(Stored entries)

===============

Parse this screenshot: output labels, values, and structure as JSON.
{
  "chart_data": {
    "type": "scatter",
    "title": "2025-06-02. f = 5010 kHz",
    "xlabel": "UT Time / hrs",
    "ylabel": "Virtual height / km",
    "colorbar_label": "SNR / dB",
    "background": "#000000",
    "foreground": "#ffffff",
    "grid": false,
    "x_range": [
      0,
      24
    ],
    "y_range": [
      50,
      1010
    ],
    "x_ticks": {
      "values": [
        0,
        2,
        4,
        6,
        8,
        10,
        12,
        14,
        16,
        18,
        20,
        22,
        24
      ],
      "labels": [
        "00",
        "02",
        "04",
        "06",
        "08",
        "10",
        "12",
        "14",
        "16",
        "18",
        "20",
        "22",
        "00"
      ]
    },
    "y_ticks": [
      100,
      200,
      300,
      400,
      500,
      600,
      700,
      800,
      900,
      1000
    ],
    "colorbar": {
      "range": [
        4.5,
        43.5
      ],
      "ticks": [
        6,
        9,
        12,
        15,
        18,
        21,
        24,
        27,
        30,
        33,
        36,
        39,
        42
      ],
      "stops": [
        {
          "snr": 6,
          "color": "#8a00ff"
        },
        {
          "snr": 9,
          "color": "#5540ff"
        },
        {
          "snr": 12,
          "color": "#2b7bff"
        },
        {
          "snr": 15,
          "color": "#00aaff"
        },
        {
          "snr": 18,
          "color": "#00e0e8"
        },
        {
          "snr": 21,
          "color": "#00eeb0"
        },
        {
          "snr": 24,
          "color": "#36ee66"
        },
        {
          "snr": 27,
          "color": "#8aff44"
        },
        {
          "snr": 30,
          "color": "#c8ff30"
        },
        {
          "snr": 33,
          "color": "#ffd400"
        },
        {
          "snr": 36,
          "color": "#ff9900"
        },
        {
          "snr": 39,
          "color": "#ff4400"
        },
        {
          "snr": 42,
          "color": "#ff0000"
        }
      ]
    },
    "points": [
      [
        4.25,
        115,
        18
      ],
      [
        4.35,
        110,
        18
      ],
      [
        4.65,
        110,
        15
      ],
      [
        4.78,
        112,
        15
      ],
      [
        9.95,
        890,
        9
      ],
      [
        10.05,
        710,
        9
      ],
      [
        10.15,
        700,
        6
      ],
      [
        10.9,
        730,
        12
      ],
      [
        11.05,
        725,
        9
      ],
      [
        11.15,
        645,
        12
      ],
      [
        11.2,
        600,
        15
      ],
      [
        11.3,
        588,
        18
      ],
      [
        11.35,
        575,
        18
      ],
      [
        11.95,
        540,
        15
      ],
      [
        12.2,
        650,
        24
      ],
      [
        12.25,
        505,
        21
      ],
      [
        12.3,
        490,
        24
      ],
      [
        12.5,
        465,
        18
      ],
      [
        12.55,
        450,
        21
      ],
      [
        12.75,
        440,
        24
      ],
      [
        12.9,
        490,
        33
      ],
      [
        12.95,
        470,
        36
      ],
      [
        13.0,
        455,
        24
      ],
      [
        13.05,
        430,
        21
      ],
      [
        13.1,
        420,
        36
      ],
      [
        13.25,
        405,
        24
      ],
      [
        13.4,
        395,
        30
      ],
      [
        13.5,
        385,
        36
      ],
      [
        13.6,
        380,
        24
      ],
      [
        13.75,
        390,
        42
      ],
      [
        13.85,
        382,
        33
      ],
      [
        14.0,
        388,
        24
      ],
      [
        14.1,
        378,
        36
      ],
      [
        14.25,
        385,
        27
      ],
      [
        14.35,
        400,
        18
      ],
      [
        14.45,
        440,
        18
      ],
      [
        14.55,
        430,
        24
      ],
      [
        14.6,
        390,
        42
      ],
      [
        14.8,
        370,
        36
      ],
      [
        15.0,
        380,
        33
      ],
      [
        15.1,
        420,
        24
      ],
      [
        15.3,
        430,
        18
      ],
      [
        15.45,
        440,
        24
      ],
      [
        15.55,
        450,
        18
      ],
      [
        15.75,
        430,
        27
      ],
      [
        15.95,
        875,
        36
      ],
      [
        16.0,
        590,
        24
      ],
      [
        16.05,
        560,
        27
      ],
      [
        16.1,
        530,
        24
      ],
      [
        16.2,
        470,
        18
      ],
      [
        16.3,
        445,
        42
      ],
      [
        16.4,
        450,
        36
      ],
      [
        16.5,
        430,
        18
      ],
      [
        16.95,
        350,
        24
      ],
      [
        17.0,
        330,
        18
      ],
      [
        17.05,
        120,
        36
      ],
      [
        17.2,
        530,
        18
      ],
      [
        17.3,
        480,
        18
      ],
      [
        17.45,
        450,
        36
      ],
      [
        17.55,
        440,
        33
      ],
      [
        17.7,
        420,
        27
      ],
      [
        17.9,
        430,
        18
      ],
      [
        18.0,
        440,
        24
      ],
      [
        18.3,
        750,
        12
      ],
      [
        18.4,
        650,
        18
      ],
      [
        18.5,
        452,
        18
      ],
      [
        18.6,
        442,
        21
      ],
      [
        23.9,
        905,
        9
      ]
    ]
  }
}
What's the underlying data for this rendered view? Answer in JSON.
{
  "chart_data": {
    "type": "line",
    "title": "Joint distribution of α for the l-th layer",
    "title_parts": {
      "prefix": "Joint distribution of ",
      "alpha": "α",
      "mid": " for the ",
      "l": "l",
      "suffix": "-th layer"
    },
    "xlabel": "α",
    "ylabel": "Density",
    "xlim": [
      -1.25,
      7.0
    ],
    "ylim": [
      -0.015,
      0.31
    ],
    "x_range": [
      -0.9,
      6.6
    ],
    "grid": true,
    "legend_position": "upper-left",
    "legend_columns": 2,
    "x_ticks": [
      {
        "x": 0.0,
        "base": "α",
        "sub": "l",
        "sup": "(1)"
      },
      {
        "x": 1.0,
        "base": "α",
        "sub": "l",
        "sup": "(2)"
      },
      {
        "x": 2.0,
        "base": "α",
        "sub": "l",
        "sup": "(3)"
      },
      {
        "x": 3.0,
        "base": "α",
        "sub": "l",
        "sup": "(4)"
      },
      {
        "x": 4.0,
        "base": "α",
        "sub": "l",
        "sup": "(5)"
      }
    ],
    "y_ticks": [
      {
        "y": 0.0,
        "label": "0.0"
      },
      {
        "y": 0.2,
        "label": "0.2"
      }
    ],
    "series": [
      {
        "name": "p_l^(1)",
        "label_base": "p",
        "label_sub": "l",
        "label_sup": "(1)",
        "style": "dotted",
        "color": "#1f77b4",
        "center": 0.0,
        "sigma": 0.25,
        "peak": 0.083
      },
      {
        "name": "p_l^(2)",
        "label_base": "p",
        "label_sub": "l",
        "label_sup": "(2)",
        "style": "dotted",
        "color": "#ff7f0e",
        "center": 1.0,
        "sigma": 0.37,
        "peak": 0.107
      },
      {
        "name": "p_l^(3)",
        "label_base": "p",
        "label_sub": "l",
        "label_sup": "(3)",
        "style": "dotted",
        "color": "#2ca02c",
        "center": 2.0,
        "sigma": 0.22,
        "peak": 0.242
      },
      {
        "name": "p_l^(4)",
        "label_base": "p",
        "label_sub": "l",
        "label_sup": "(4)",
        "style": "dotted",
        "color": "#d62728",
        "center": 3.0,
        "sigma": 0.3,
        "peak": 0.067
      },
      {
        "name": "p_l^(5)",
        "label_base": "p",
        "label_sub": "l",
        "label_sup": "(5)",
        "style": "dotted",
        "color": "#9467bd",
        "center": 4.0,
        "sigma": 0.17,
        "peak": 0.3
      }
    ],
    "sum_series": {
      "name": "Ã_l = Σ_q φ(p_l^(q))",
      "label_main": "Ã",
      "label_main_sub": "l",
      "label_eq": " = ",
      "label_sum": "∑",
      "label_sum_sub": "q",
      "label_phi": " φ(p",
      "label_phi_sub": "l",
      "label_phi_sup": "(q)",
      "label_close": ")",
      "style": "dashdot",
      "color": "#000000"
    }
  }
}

===============

(To be done) From the records, copy every line that has the string "name" in it.

(Solution to this exercise)
        "name": "p_l^(1)",
        "name": "p_l^(2)",
        "name": "p_l^(3)",
        "name": "p_l^(4)",
        "name": "p_l^(5)",
      "name": "Ã_l = Σ_q φ(p_l^(q))",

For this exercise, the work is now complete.